(The problem): Each entry that follows is to be retyped exactly. Pictures do not belong in the copy.

Stored data entries

-- Begin --

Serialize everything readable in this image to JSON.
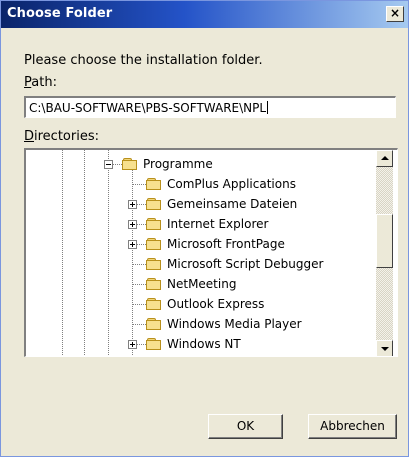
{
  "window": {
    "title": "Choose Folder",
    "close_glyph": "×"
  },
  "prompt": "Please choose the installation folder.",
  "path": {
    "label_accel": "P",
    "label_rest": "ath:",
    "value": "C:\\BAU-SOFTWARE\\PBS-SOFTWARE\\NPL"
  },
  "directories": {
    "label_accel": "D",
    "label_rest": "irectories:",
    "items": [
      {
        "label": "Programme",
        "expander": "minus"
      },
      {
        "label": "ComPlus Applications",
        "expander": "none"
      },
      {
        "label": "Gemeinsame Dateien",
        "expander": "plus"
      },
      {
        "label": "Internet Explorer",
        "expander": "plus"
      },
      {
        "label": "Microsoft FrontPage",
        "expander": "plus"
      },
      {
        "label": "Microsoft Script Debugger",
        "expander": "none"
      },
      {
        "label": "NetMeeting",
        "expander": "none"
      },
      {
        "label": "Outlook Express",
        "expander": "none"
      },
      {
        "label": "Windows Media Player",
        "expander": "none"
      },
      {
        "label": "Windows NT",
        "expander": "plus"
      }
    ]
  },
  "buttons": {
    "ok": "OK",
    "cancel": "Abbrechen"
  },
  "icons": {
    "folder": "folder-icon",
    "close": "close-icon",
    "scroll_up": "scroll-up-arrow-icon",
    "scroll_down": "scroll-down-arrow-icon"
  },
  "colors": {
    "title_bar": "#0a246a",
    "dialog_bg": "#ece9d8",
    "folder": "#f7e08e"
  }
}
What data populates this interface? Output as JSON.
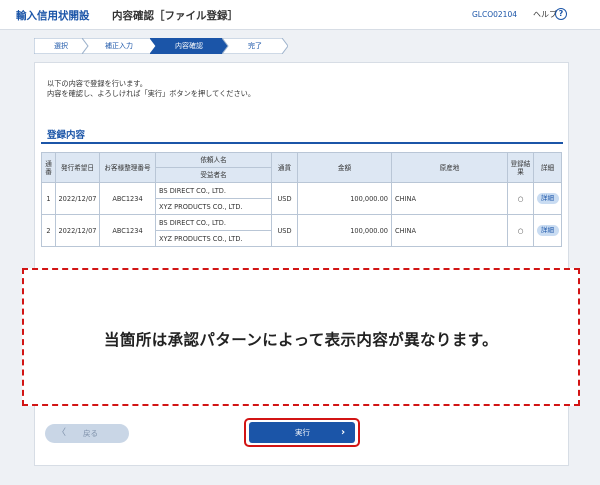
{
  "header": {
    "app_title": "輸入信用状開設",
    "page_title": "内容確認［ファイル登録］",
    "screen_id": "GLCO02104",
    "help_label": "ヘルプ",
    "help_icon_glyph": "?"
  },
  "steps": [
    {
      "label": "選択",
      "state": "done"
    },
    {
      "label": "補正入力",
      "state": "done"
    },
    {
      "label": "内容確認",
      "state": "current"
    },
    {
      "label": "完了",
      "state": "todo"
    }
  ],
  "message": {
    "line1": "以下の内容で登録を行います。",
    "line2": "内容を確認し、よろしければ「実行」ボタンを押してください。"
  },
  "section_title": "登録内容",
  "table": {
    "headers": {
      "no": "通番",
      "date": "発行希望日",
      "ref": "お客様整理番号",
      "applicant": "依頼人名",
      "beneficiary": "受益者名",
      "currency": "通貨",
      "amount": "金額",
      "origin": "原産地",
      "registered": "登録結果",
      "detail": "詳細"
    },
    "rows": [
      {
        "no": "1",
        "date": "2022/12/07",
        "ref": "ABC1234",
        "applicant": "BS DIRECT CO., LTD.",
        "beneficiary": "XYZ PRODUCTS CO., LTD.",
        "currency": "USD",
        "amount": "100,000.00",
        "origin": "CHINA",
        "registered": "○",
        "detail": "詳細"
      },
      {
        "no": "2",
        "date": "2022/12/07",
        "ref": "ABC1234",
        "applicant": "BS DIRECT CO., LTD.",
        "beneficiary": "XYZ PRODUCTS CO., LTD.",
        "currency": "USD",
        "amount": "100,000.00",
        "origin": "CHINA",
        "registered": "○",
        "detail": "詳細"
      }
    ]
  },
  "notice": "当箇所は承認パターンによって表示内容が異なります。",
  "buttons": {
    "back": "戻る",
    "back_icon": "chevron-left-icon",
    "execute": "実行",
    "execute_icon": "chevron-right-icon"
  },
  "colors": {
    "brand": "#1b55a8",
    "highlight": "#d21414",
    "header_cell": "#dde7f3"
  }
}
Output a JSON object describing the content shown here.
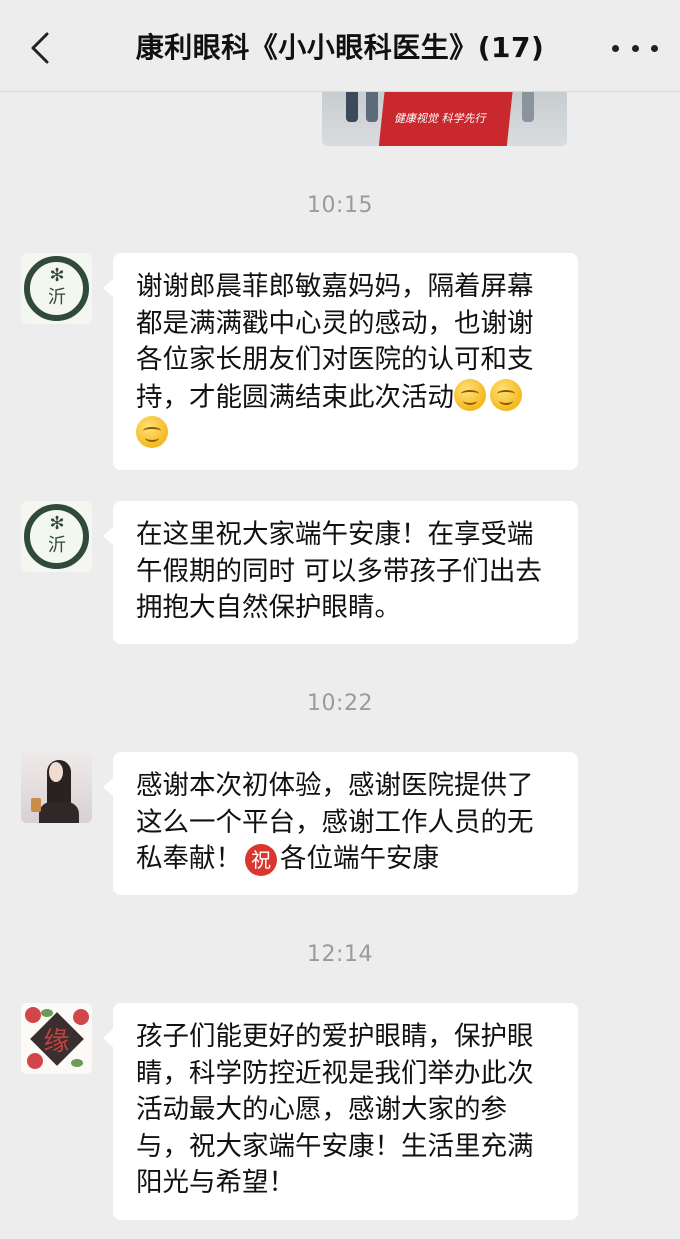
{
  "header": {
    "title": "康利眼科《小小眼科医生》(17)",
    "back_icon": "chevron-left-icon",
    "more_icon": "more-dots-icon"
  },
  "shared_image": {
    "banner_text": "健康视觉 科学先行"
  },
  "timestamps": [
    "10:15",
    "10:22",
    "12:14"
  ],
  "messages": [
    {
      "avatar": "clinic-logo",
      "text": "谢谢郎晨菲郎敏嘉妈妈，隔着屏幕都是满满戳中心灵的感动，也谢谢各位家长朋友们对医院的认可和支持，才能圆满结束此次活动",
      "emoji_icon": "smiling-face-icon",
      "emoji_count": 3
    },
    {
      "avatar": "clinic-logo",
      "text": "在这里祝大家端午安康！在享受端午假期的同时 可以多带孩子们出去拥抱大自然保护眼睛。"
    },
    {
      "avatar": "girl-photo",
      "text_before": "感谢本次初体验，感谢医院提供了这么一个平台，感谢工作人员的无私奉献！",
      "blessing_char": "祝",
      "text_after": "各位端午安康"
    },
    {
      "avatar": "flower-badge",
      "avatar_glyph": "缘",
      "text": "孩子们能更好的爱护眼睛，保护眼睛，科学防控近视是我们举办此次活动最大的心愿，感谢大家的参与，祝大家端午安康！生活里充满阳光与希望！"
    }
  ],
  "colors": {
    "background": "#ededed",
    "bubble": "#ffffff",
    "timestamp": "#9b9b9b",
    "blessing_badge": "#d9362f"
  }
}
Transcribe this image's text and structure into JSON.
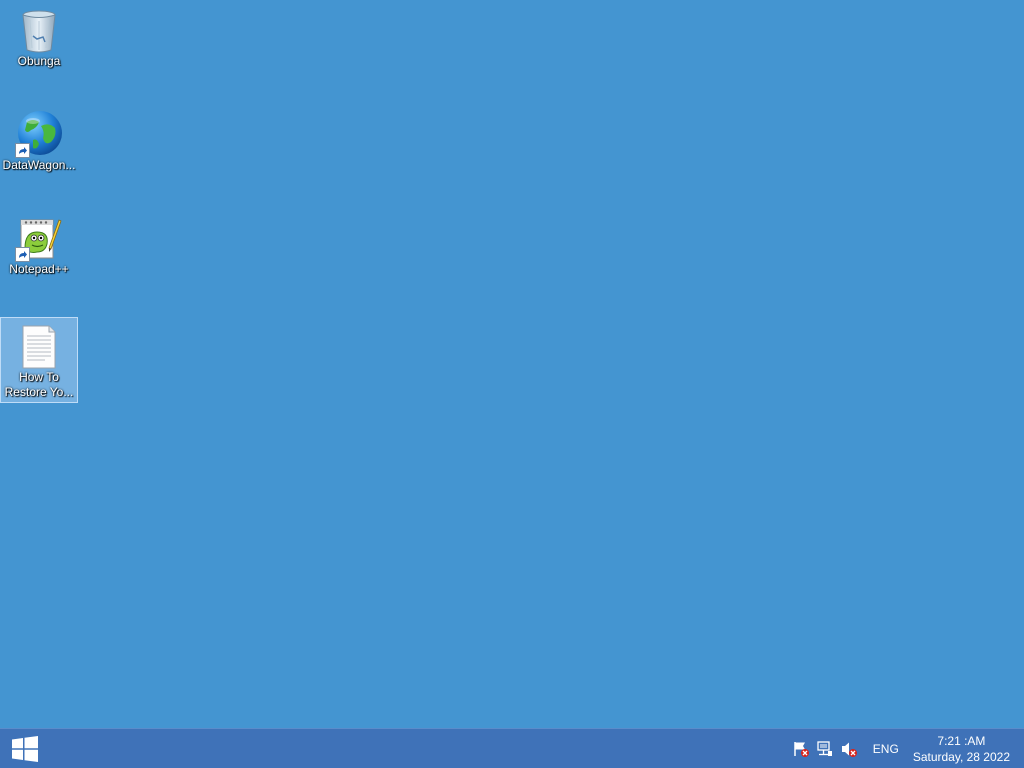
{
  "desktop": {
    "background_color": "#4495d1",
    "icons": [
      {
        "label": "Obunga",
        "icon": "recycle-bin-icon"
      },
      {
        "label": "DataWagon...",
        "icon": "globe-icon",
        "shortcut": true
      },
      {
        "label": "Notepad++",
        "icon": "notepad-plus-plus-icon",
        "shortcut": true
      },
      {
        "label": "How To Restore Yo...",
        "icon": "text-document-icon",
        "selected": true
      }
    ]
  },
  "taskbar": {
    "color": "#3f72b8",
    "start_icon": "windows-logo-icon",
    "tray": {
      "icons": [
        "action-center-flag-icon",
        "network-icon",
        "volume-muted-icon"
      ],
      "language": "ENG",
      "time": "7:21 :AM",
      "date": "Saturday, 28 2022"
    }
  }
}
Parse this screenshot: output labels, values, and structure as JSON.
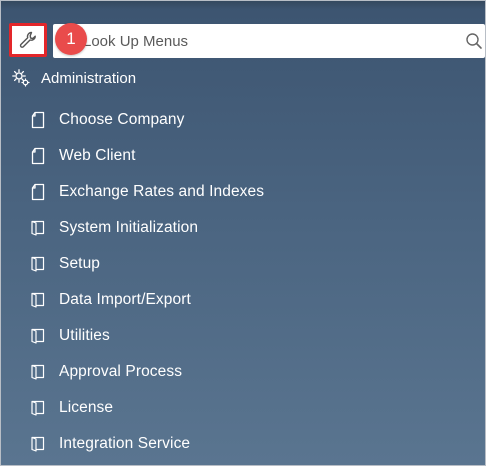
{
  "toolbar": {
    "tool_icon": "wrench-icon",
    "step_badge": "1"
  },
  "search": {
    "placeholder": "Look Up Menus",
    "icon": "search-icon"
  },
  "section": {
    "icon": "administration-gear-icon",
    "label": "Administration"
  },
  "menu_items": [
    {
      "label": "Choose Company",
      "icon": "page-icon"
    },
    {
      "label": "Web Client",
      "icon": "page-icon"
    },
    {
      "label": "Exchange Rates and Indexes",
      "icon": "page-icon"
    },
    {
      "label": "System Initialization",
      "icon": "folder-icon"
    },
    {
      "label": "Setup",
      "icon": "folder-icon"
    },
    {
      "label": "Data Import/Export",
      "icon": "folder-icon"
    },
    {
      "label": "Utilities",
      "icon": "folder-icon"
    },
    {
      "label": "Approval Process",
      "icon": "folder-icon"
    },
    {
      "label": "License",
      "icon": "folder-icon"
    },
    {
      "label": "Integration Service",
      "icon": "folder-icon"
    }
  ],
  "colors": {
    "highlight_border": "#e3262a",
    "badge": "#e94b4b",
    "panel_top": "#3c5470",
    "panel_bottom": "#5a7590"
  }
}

-- End --

(Finished answer):
Serialize everything readable in this image to JSON.
{
  "window": {
    "title": "Choose Folder",
    "close_glyph": "×"
  },
  "prompt": "Please choose the installation folder.",
  "path": {
    "label_accel": "P",
    "label_rest": "ath:",
    "value": "C:\\BAU-SOFTWARE\\PBS-SOFTWARE\\NPL"
  },
  "directories": {
    "label_accel": "D",
    "label_rest": "irectories:",
    "items": [
      {
        "label": "Programme",
        "expander": "minus"
      },
      {
        "label": "ComPlus Applications",
        "expander": "none"
      },
      {
        "label": "Gemeinsame Dateien",
        "expander": "plus"
      },
      {
        "label": "Internet Explorer",
        "expander": "plus"
      },
      {
        "label": "Microsoft FrontPage",
        "expander": "plus"
      },
      {
        "label": "Microsoft Script Debugger",
        "expander": "none"
      },
      {
        "label": "NetMeeting",
        "expander": "none"
      },
      {
        "label": "Outlook Express",
        "expander": "none"
      },
      {
        "label": "Windows Media Player",
        "expander": "none"
      },
      {
        "label": "Windows NT",
        "expander": "plus"
      }
    ]
  },
  "buttons": {
    "ok": "OK",
    "cancel": "Abbrechen"
  },
  "icons": {
    "folder": "folder-icon",
    "close": "close-icon",
    "scroll_up": "scroll-up-arrow-icon",
    "scroll_down": "scroll-down-arrow-icon"
  },
  "colors": {
    "title_bar": "#0a246a",
    "dialog_bg": "#ece9d8",
    "folder": "#f7e08e"
  }
}
What data populates this interface? Output as JSON.
{
  "header": {
    "app_title": "輸入信用状開設",
    "page_title": "内容確認［ファイル登録］",
    "screen_id": "GLCO02104",
    "help_label": "ヘルプ",
    "help_icon_glyph": "?"
  },
  "steps": [
    {
      "label": "選択",
      "state": "done"
    },
    {
      "label": "補正入力",
      "state": "done"
    },
    {
      "label": "内容確認",
      "state": "current"
    },
    {
      "label": "完了",
      "state": "todo"
    }
  ],
  "message": {
    "line1": "以下の内容で登録を行います。",
    "line2": "内容を確認し、よろしければ「実行」ボタンを押してください。"
  },
  "section_title": "登録内容",
  "table": {
    "headers": {
      "no": "通番",
      "date": "発行希望日",
      "ref": "お客様整理番号",
      "applicant": "依頼人名",
      "beneficiary": "受益者名",
      "currency": "通貨",
      "amount": "金額",
      "origin": "原産地",
      "registered": "登録結果",
      "detail": "詳細"
    },
    "rows": [
      {
        "no": "1",
        "date": "2022/12/07",
        "ref": "ABC1234",
        "applicant": "BS DIRECT CO., LTD.",
        "beneficiary": "XYZ PRODUCTS CO., LTD.",
        "currency": "USD",
        "amount": "100,000.00",
        "origin": "CHINA",
        "registered": "○",
        "detail": "詳細"
      },
      {
        "no": "2",
        "date": "2022/12/07",
        "ref": "ABC1234",
        "applicant": "BS DIRECT CO., LTD.",
        "beneficiary": "XYZ PRODUCTS CO., LTD.",
        "currency": "USD",
        "amount": "100,000.00",
        "origin": "CHINA",
        "registered": "○",
        "detail": "詳細"
      }
    ]
  },
  "notice": "当箇所は承認パターンによって表示内容が異なります。",
  "buttons": {
    "back": "戻る",
    "back_icon": "chevron-left-icon",
    "execute": "実行",
    "execute_icon": "chevron-right-icon"
  },
  "colors": {
    "brand": "#1b55a8",
    "highlight": "#d21414",
    "header_cell": "#dde7f3"
  }
}
Output a JSON object describing the content shown here.
{
  "header": {
    "title": "康利眼科《小小眼科医生》(17)",
    "back_icon": "chevron-left-icon",
    "more_icon": "more-dots-icon"
  },
  "shared_image": {
    "banner_text": "健康视觉 科学先行"
  },
  "timestamps": [
    "10:15",
    "10:22",
    "12:14"
  ],
  "messages": [
    {
      "avatar": "clinic-logo",
      "text": "谢谢郎晨菲郎敏嘉妈妈，隔着屏幕都是满满戳中心灵的感动，也谢谢各位家长朋友们对医院的认可和支持，才能圆满结束此次活动",
      "emoji_icon": "smiling-face-icon",
      "emoji_count": 3
    },
    {
      "avatar": "clinic-logo",
      "text": "在这里祝大家端午安康！在享受端午假期的同时 可以多带孩子们出去拥抱大自然保护眼睛。"
    },
    {
      "avatar": "girl-photo",
      "text_before": "感谢本次初体验，感谢医院提供了这么一个平台，感谢工作人员的无私奉献！",
      "blessing_char": "祝",
      "text_after": "各位端午安康"
    },
    {
      "avatar": "flower-badge",
      "avatar_glyph": "缘",
      "text": "孩子们能更好的爱护眼睛，保护眼睛，科学防控近视是我们举办此次活动最大的心愿，感谢大家的参与，祝大家端午安康！生活里充满阳光与希望！"
    }
  ],
  "colors": {
    "background": "#ededed",
    "bubble": "#ffffff",
    "timestamp": "#9b9b9b",
    "blessing_badge": "#d9362f"
  }
}
Transcribe this image's text and structure into JSON.
{
  "desktop": {
    "background_color": "#4495d1",
    "icons": [
      {
        "label": "Obunga",
        "icon": "recycle-bin-icon"
      },
      {
        "label": "DataWagon...",
        "icon": "globe-icon",
        "shortcut": true
      },
      {
        "label": "Notepad++",
        "icon": "notepad-plus-plus-icon",
        "shortcut": true
      },
      {
        "label": "How To Restore Yo...",
        "icon": "text-document-icon",
        "selected": true
      }
    ]
  },
  "taskbar": {
    "color": "#3f72b8",
    "start_icon": "windows-logo-icon",
    "tray": {
      "icons": [
        "action-center-flag-icon",
        "network-icon",
        "volume-muted-icon"
      ],
      "language": "ENG",
      "time": "7:21 :AM",
      "date": "Saturday, 28 2022"
    }
  }
}
Parse this screenshot: output labels, values, and structure as JSON.
{
  "toolbar": {
    "tool_icon": "wrench-icon",
    "step_badge": "1"
  },
  "search": {
    "placeholder": "Look Up Menus",
    "icon": "search-icon"
  },
  "section": {
    "icon": "administration-gear-icon",
    "label": "Administration"
  },
  "menu_items": [
    {
      "label": "Choose Company",
      "icon": "page-icon"
    },
    {
      "label": "Web Client",
      "icon": "page-icon"
    },
    {
      "label": "Exchange Rates and Indexes",
      "icon": "page-icon"
    },
    {
      "label": "System Initialization",
      "icon": "folder-icon"
    },
    {
      "label": "Setup",
      "icon": "folder-icon"
    },
    {
      "label": "Data Import/Export",
      "icon": "folder-icon"
    },
    {
      "label": "Utilities",
      "icon": "folder-icon"
    },
    {
      "label": "Approval Process",
      "icon": "folder-icon"
    },
    {
      "label": "License",
      "icon": "folder-icon"
    },
    {
      "label": "Integration Service",
      "icon": "folder-icon"
    }
  ],
  "colors": {
    "highlight_border": "#e3262a",
    "badge": "#e94b4b",
    "panel_top": "#3c5470",
    "panel_bottom": "#5a7590"
  }
}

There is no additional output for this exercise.